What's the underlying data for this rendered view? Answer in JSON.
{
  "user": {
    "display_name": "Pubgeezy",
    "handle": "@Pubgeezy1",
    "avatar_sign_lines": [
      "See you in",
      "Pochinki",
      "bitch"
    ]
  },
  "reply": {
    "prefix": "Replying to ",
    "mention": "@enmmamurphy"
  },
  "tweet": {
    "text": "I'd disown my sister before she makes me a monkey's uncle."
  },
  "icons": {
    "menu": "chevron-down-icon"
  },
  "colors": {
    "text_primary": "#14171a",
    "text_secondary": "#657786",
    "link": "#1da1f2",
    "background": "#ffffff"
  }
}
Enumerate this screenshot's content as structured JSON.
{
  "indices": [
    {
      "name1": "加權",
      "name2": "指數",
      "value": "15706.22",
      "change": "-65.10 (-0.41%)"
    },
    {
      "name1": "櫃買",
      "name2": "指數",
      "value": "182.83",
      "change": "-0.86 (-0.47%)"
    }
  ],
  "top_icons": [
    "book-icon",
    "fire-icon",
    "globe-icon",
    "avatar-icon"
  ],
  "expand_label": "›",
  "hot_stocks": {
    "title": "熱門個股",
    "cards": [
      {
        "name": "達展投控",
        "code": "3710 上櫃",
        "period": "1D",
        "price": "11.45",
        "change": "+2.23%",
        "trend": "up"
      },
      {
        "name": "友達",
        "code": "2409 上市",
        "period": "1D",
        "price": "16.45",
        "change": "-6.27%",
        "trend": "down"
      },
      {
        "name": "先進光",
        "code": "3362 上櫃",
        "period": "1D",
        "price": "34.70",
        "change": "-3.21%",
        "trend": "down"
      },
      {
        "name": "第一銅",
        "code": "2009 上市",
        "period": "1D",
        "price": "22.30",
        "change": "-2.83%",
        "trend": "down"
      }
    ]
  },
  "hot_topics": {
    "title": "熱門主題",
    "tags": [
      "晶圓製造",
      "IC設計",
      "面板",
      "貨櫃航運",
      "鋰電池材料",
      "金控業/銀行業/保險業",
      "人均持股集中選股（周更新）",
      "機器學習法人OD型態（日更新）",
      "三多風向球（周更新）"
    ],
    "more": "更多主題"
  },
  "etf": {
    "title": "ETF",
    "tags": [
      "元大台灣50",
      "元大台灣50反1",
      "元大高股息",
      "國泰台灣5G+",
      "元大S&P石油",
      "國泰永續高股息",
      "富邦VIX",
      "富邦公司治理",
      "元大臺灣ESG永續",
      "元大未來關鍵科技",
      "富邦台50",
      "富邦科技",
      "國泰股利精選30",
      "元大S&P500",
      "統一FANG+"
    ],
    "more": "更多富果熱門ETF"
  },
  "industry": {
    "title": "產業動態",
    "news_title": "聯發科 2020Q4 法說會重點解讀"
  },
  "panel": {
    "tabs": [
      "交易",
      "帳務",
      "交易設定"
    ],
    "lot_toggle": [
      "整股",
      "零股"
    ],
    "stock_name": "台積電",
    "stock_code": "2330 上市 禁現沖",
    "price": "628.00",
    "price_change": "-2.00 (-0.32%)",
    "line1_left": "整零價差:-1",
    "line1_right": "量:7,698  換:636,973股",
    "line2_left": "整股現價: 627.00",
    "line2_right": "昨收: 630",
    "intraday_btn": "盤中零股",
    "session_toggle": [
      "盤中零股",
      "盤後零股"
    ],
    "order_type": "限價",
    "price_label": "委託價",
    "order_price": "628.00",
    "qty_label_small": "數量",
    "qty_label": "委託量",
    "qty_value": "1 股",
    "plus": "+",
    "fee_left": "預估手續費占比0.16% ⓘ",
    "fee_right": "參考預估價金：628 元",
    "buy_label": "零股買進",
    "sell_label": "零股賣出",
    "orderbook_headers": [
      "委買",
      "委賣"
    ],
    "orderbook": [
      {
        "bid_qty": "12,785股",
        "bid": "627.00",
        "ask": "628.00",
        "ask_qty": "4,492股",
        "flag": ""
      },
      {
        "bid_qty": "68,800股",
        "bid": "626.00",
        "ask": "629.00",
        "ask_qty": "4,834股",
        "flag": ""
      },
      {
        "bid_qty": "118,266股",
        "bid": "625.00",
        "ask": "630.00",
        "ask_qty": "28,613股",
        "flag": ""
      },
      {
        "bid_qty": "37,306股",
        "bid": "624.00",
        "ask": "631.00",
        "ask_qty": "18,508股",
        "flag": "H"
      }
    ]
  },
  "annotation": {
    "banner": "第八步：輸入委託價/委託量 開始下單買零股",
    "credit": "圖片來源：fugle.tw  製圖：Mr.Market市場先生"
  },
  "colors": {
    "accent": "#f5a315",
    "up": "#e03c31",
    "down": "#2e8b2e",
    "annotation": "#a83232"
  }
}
● ● ● ● ●
Exercise directions:
Repeat the data verbatim.

Output of the exercise:
What's the underlying data for this rendered view? Answer in JSON.
{
  "user": {
    "display_name": "Pubgeezy",
    "handle": "@Pubgeezy1",
    "avatar_sign_lines": [
      "See you in",
      "Pochinki",
      "bitch"
    ]
  },
  "reply": {
    "prefix": "Replying to ",
    "mention": "@enmmamurphy"
  },
  "tweet": {
    "text": "I'd disown my sister before she makes me a monkey's uncle."
  },
  "icons": {
    "menu": "chevron-down-icon"
  },
  "colors": {
    "text_primary": "#14171a",
    "text_secondary": "#657786",
    "link": "#1da1f2",
    "background": "#ffffff"
  }
}
Enumerate this screenshot's content as structured JSON.
{
  "indices": [
    {
      "name1": "加權",
      "name2": "指數",
      "value": "15706.22",
      "change": "-65.10 (-0.41%)"
    },
    {
      "name1": "櫃買",
      "name2": "指數",
      "value": "182.83",
      "change": "-0.86 (-0.47%)"
    }
  ],
  "top_icons": [
    "book-icon",
    "fire-icon",
    "globe-icon",
    "avatar-icon"
  ],
  "expand_label": "›",
  "hot_stocks": {
    "title": "熱門個股",
    "cards": [
      {
        "name": "達展投控",
        "code": "3710 上櫃",
        "period": "1D",
        "price": "11.45",
        "change": "+2.23%",
        "trend": "up"
      },
      {
        "name": "友達",
        "code": "2409 上市",
        "period": "1D",
        "price": "16.45",
        "change": "-6.27%",
        "trend": "down"
      },
      {
        "name": "先進光",
        "code": "3362 上櫃",
        "period": "1D",
        "price": "34.70",
        "change": "-3.21%",
        "trend": "down"
      },
      {
        "name": "第一銅",
        "code": "2009 上市",
        "period": "1D",
        "price": "22.30",
        "change": "-2.83%",
        "trend": "down"
      }
    ]
  },
  "hot_topics": {
    "title": "熱門主題",
    "tags": [
      "晶圓製造",
      "IC設計",
      "面板",
      "貨櫃航運",
      "鋰電池材料",
      "金控業/銀行業/保險業",
      "人均持股集中選股（周更新）",
      "機器學習法人OD型態（日更新）",
      "三多風向球（周更新）"
    ],
    "more": "更多主題"
  },
  "etf": {
    "title": "ETF",
    "tags": [
      "元大台灣50",
      "元大台灣50反1",
      "元大高股息",
      "國泰台灣5G+",
      "元大S&P石油",
      "國泰永續高股息",
      "富邦VIX",
      "富邦公司治理",
      "元大臺灣ESG永續",
      "元大未來關鍵科技",
      "富邦台50",
      "富邦科技",
      "國泰股利精選30",
      "元大S&P500",
      "統一FANG+"
    ],
    "more": "更多富果熱門ETF"
  },
  "industry": {
    "title": "產業動態",
    "news_title": "聯發科 2020Q4 法說會重點解讀"
  },
  "panel": {
    "tabs": [
      "交易",
      "帳務",
      "交易設定"
    ],
    "lot_toggle": [
      "整股",
      "零股"
    ],
    "stock_name": "台積電",
    "stock_code": "2330 上市 禁現沖",
    "price": "628.00",
    "price_change": "-2.00 (-0.32%)",
    "line1_left": "整零價差:-1",
    "line1_right": "量:7,698  換:636,973股",
    "line2_left": "整股現價: 627.00",
    "line2_right": "昨收: 630",
    "intraday_btn": "盤中零股",
    "session_toggle": [
      "盤中零股",
      "盤後零股"
    ],
    "order_type": "限價",
    "price_label": "委託價",
    "order_price": "628.00",
    "qty_label_small": "數量",
    "qty_label": "委託量",
    "qty_value": "1 股",
    "plus": "+",
    "fee_left": "預估手續費占比0.16% ⓘ",
    "fee_right": "參考預估價金：628 元",
    "buy_label": "零股買進",
    "sell_label": "零股賣出",
    "orderbook_headers": [
      "委買",
      "委賣"
    ],
    "orderbook": [
      {
        "bid_qty": "12,785股",
        "bid": "627.00",
        "ask": "628.00",
        "ask_qty": "4,492股",
        "flag": ""
      },
      {
        "bid_qty": "68,800股",
        "bid": "626.00",
        "ask": "629.00",
        "ask_qty": "4,834股",
        "flag": ""
      },
      {
        "bid_qty": "118,266股",
        "bid": "625.00",
        "ask": "630.00",
        "ask_qty": "28,613股",
        "flag": ""
      },
      {
        "bid_qty": "37,306股",
        "bid": "624.00",
        "ask": "631.00",
        "ask_qty": "18,508股",
        "flag": "H"
      }
    ]
  },
  "annotation": {
    "banner": "第八步：輸入委託價/委託量 開始下單買零股",
    "credit": "圖片來源：fugle.tw  製圖：Mr.Market市場先生"
  },
  "colors": {
    "accent": "#f5a315",
    "up": "#e03c31",
    "down": "#2e8b2e",
    "annotation": "#a83232"
  }
}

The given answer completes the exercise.